**Aim**. Each record needs to be echoed exactly; can you do that?

**Information supplied**.
## START

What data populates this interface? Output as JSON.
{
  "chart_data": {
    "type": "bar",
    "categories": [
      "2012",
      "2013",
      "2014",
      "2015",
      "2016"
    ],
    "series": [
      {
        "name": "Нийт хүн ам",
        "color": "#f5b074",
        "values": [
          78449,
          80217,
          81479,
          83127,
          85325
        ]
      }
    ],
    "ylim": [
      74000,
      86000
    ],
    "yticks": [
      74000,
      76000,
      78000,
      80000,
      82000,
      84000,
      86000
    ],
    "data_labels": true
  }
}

## END

**Exercise answer**.
What data populates this interface? Output as JSON.
{
  "chart_data": {
    "type": "bar",
    "categories": [
      "2012",
      "2013",
      "2014",
      "2015",
      "2016"
    ],
    "series": [
      {
        "name": "Нийт хүн ам",
        "color": "#f5b074",
        "values": [
          78449,
          80217,
          81479,
          83127,
          85325
        ]
      }
    ],
    "ylim": [
      74000,
      86000
    ],
    "yticks": [
      74000,
      76000,
      78000,
      80000,
      82000,
      84000,
      86000
    ],
    "data_labels": true
  }
}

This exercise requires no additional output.